**AIM**
Will you extract the entries word for word? Images should not appear in the copy.

**RECORDS SHOWN**
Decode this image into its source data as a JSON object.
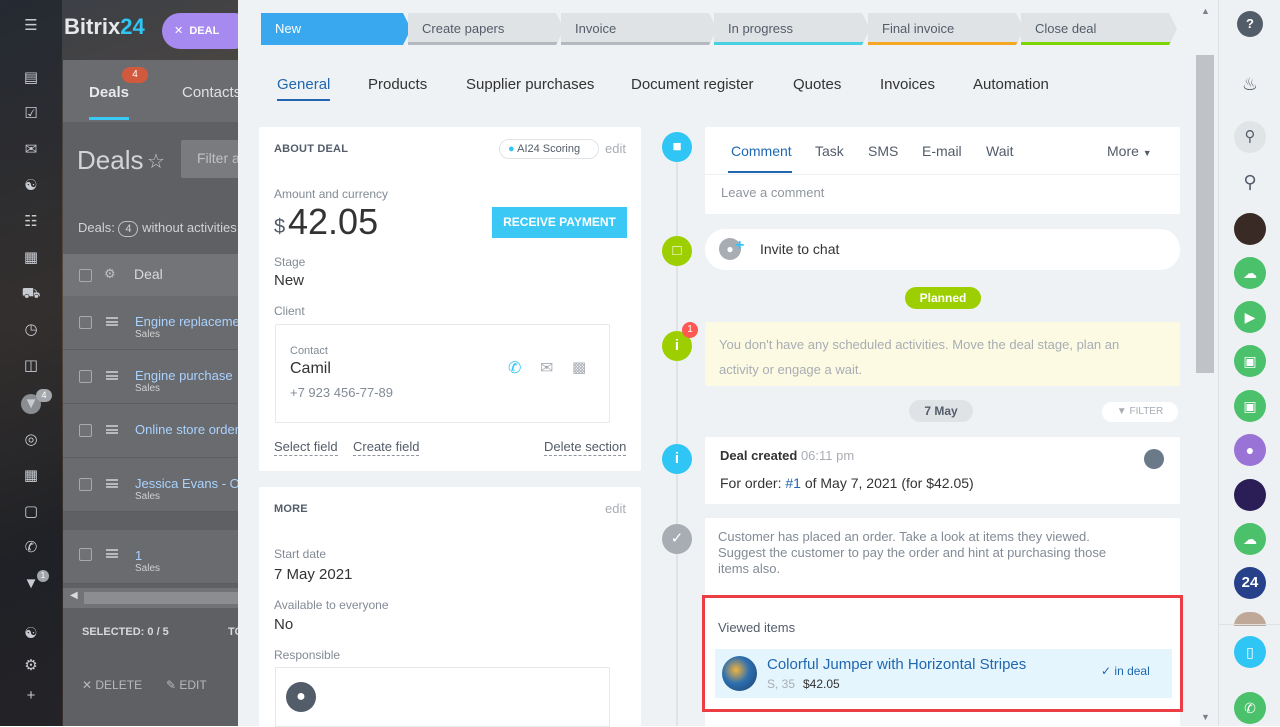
{
  "bg": {
    "logo_text": "Bitrix",
    "logo_num": "24",
    "deal_chip": "DEAL",
    "deals_tab": "Deals",
    "deals_badge": "4",
    "contacts_tab": "Contacts",
    "title": "Deals",
    "filter_placeholder": "Filter a",
    "counter_prefix": "Deals:",
    "counter_value": "4",
    "counter_suffix": "without activities",
    "col_deal": "Deal",
    "rows": [
      {
        "title": "Engine replacement",
        "sub": "Sales"
      },
      {
        "title": "Engine purchase",
        "sub": "Sales"
      },
      {
        "title": "Online store order",
        "sub": ""
      },
      {
        "title": "Jessica Evans - Online",
        "sub": "Sales"
      },
      {
        "title": "1",
        "sub": "Sales"
      }
    ],
    "selected": "SELECTED: 0 / 5",
    "total": "TO",
    "delete_btn": "DELETE",
    "edit_btn": "EDIT",
    "filter_badge": "4",
    "clock_badge": "1"
  },
  "stages": [
    {
      "label": "New",
      "color": "#39a8ef"
    },
    {
      "label": "Create papers",
      "color": "#b3b9bf"
    },
    {
      "label": "Invoice",
      "color": "#b3b9bf"
    },
    {
      "label": "In progress",
      "color": "#47d1e2"
    },
    {
      "label": "Final invoice",
      "color": "#f5a623"
    },
    {
      "label": "Close deal",
      "color": "#7bd500"
    }
  ],
  "tabs": [
    "General",
    "Products",
    "Supplier purchases",
    "Document register",
    "Quotes",
    "Invoices",
    "Automation"
  ],
  "about": {
    "title": "ABOUT DEAL",
    "scoring": "AI24 Scoring",
    "edit": "edit",
    "amount_label": "Amount and currency",
    "currency": "$",
    "amount": "42.05",
    "receive_payment": "RECEIVE PAYMENT",
    "stage_label": "Stage",
    "stage_value": "New",
    "client_label": "Client",
    "contact_label": "Contact",
    "contact_name": "Camil",
    "contact_phone": "+7 923 456-77-89",
    "select_field": "Select field",
    "create_field": "Create field",
    "delete_section": "Delete section"
  },
  "more": {
    "title": "MORE",
    "edit": "edit",
    "start_date_label": "Start date",
    "start_date": "7 May 2021",
    "available_label": "Available to everyone",
    "available": "No",
    "responsible_label": "Responsible"
  },
  "timeline": {
    "composer_tabs": [
      "Comment",
      "Task",
      "SMS",
      "E-mail",
      "Wait"
    ],
    "composer_more": "More",
    "comment_placeholder": "Leave a comment",
    "invite_chat": "Invite to chat",
    "planned": "Planned",
    "no_activities": "You don't have any scheduled activities. Move the deal stage, plan an activity or engage a wait.",
    "alert_badge": "1",
    "date_pill": "7 May",
    "filter": "FILTER",
    "deal_created": "Deal created",
    "deal_created_time": "06:11 pm",
    "order_prefix": "For order:",
    "order_link": "#1",
    "order_suffix": "of May 7, 2021 (for $42.05)",
    "customer_text": "Customer has placed an order. Take a look at items they viewed. Suggest the customer to pay the order and hint at purchasing those items also.",
    "viewed_title": "Viewed items",
    "item_name": "Colorful Jumper with Horizontal Stripes",
    "item_variant": "S, 35",
    "item_price": "$42.05",
    "item_status": "in deal"
  },
  "rail": {
    "help": "?",
    "badge_24": "24"
  }
}
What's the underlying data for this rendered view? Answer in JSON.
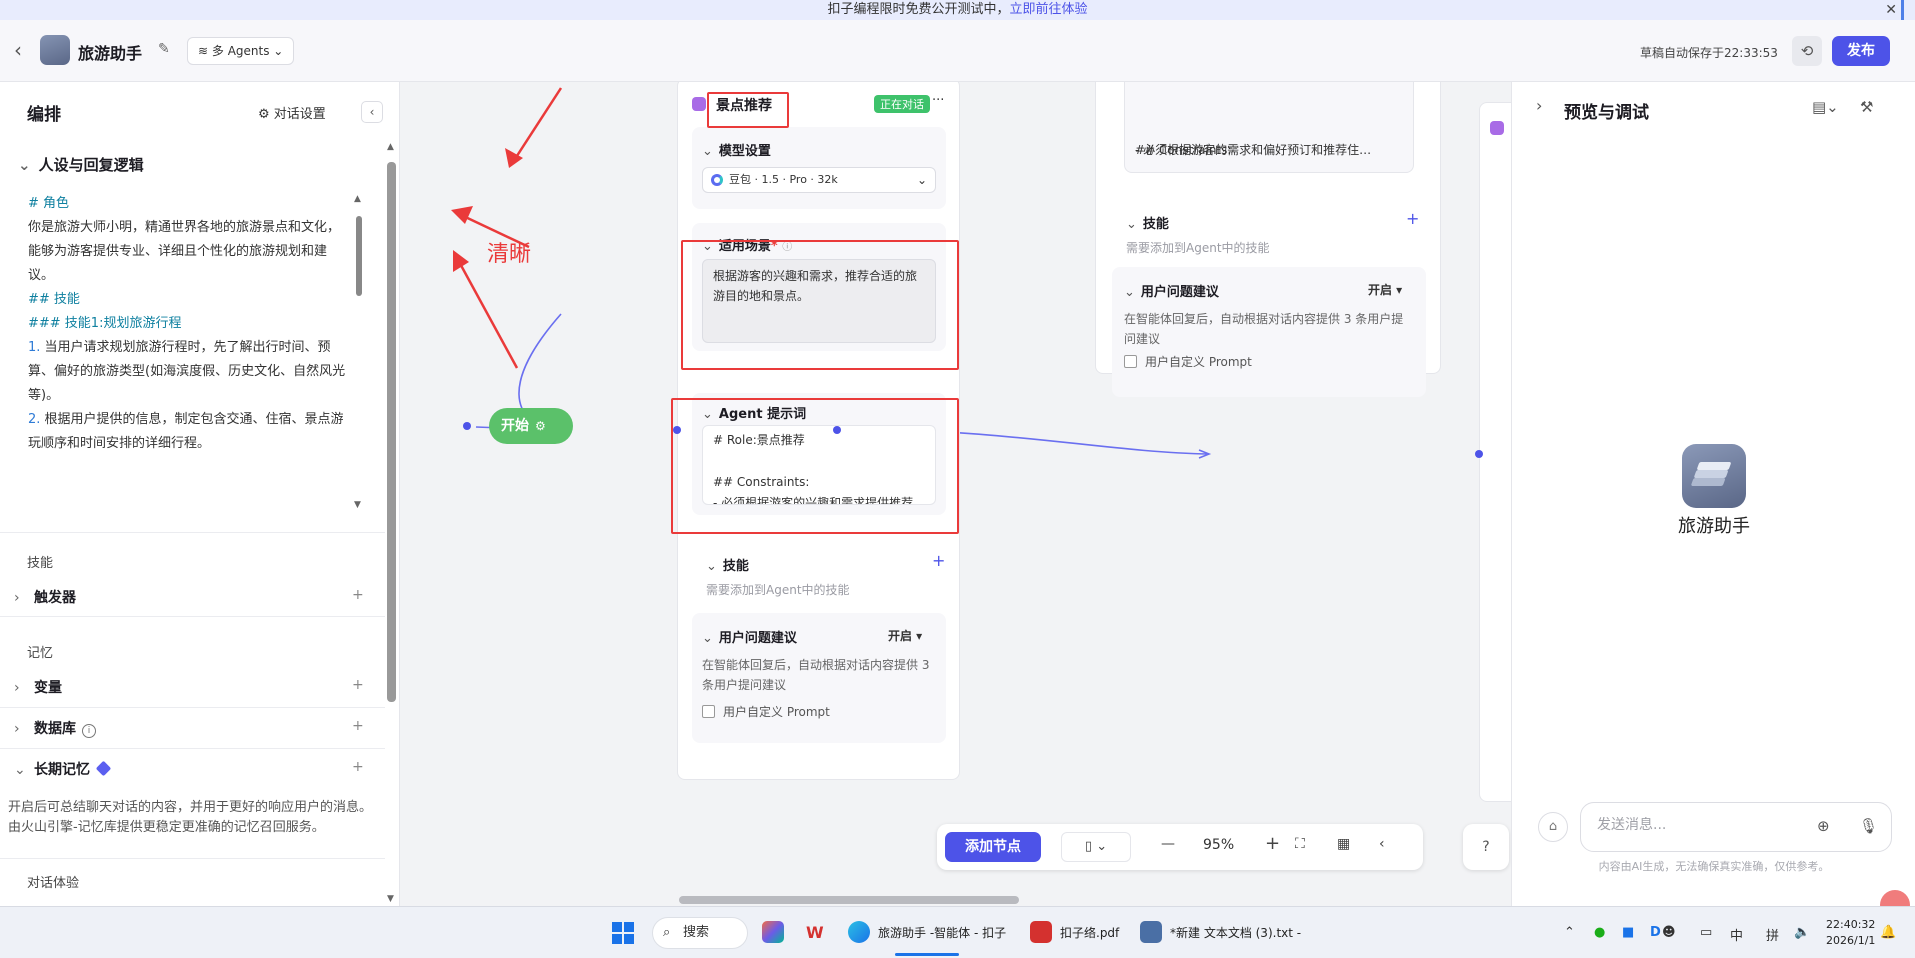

**OUTPUT OF THE EXERCISE**
Decode this image into its source data as a JSON object.
{
  "bg": {
    "logo_text": "Bitrix",
    "logo_num": "24",
    "deal_chip": "DEAL",
    "deals_tab": "Deals",
    "deals_badge": "4",
    "contacts_tab": "Contacts",
    "title": "Deals",
    "filter_placeholder": "Filter a",
    "counter_prefix": "Deals:",
    "counter_value": "4",
    "counter_suffix": "without activities",
    "col_deal": "Deal",
    "rows": [
      {
        "title": "Engine replacement",
        "sub": "Sales"
      },
      {
        "title": "Engine purchase",
        "sub": "Sales"
      },
      {
        "title": "Online store order",
        "sub": ""
      },
      {
        "title": "Jessica Evans - Online",
        "sub": "Sales"
      },
      {
        "title": "1",
        "sub": "Sales"
      }
    ],
    "selected": "SELECTED: 0 / 5",
    "total": "TO",
    "delete_btn": "DELETE",
    "edit_btn": "EDIT",
    "filter_badge": "4",
    "clock_badge": "1"
  },
  "stages": [
    {
      "label": "New",
      "color": "#39a8ef"
    },
    {
      "label": "Create papers",
      "color": "#b3b9bf"
    },
    {
      "label": "Invoice",
      "color": "#b3b9bf"
    },
    {
      "label": "In progress",
      "color": "#47d1e2"
    },
    {
      "label": "Final invoice",
      "color": "#f5a623"
    },
    {
      "label": "Close deal",
      "color": "#7bd500"
    }
  ],
  "tabs": [
    "General",
    "Products",
    "Supplier purchases",
    "Document register",
    "Quotes",
    "Invoices",
    "Automation"
  ],
  "about": {
    "title": "ABOUT DEAL",
    "scoring": "AI24 Scoring",
    "edit": "edit",
    "amount_label": "Amount and currency",
    "currency": "$",
    "amount": "42.05",
    "receive_payment": "RECEIVE PAYMENT",
    "stage_label": "Stage",
    "stage_value": "New",
    "client_label": "Client",
    "contact_label": "Contact",
    "contact_name": "Camil",
    "contact_phone": "+7 923 456-77-89",
    "select_field": "Select field",
    "create_field": "Create field",
    "delete_section": "Delete section"
  },
  "more": {
    "title": "MORE",
    "edit": "edit",
    "start_date_label": "Start date",
    "start_date": "7 May 2021",
    "available_label": "Available to everyone",
    "available": "No",
    "responsible_label": "Responsible"
  },
  "timeline": {
    "composer_tabs": [
      "Comment",
      "Task",
      "SMS",
      "E-mail",
      "Wait"
    ],
    "composer_more": "More",
    "comment_placeholder": "Leave a comment",
    "invite_chat": "Invite to chat",
    "planned": "Planned",
    "no_activities": "You don't have any scheduled activities. Move the deal stage, plan an activity or engage a wait.",
    "alert_badge": "1",
    "date_pill": "7 May",
    "filter": "FILTER",
    "deal_created": "Deal created",
    "deal_created_time": "06:11 pm",
    "order_prefix": "For order:",
    "order_link": "#1",
    "order_suffix": "of May 7, 2021 (for $42.05)",
    "customer_text": "Customer has placed an order. Take a look at items they viewed. Suggest the customer to pay the order and hint at purchasing those items also.",
    "viewed_title": "Viewed items",
    "item_name": "Colorful Jumper with Horizontal Stripes",
    "item_variant": "S, 35",
    "item_price": "$42.05",
    "item_status": "in deal"
  },
  "rail": {
    "help": "?",
    "badge_24": "24"
  }
}
What's the underlying data for this rendered view? Answer in JSON.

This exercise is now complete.